» **WRITTEN TASK A**
In the mailing-list excerpt, how long does the writer offering a patch for xf86-input-evdev say it would take to write it?
» **WRITTEN TASK B**
Reproduce the mailing-list excerpt from "Le 16/11/2017 à" up to and including "depends on libudev?".

» **QUOTED TEXT**
· · · · · · ·
Le 16/11/2017 à 10:25, Casper Ti. Vector a écrit :
> On Wed, Nov 15, 2017 at 02:53:21PM +0000, Laurent Bercot wrote:
>> Is it really the only place in Xorg that depends on libudev?
>> I'd think it would be much, much more entangled with libudev than
>> this.
> Unfortunately, just as noted by Guillermo, libudev is also, in more
> complicated ways, needed by quite a few x11 drivers and (perhaps most
> importantly) xserver itself. I apologise for (again) not thoroughly
> investigating the issues before replying :(
>
>> So, yeah. If you want a patch for xf86-input-evdev that will
>> make it stop depend on libudev, I can write one in an hour. But
>> that patch will likely never go upstream, because it goes against
>> policy; and complying with the policy would basically amount to
>> rewriting libudev and making a new udevd. Which I believe I'm quite
>> able to do, and better than the existing ones, but it would still be
>> bad software design, and I have no interest in contributing to the
>> problem.
· · · · · · ·
» **DATA PROVIDED**
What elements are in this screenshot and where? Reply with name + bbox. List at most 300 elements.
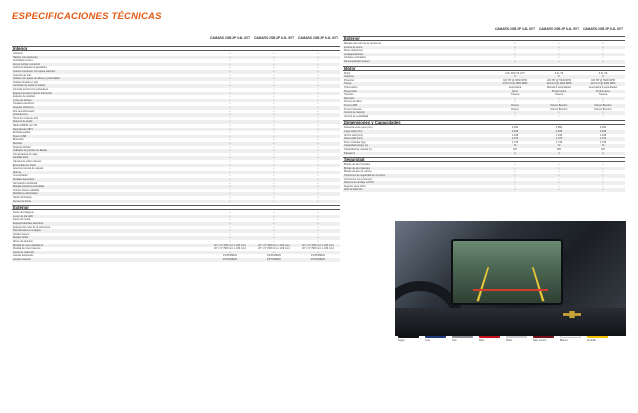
· · · · · · ·
» **REPLY A**
An hour.

» **REPLY B**
Le 16/11/2017 à 10:25, Casper Ti. Vector a écrit :
> On Wed, Nov 15, 2017 at 02:53:21PM +0000, Laurent Bercot wrote:
>> Is it really the only place in Xorg that depends on libudev?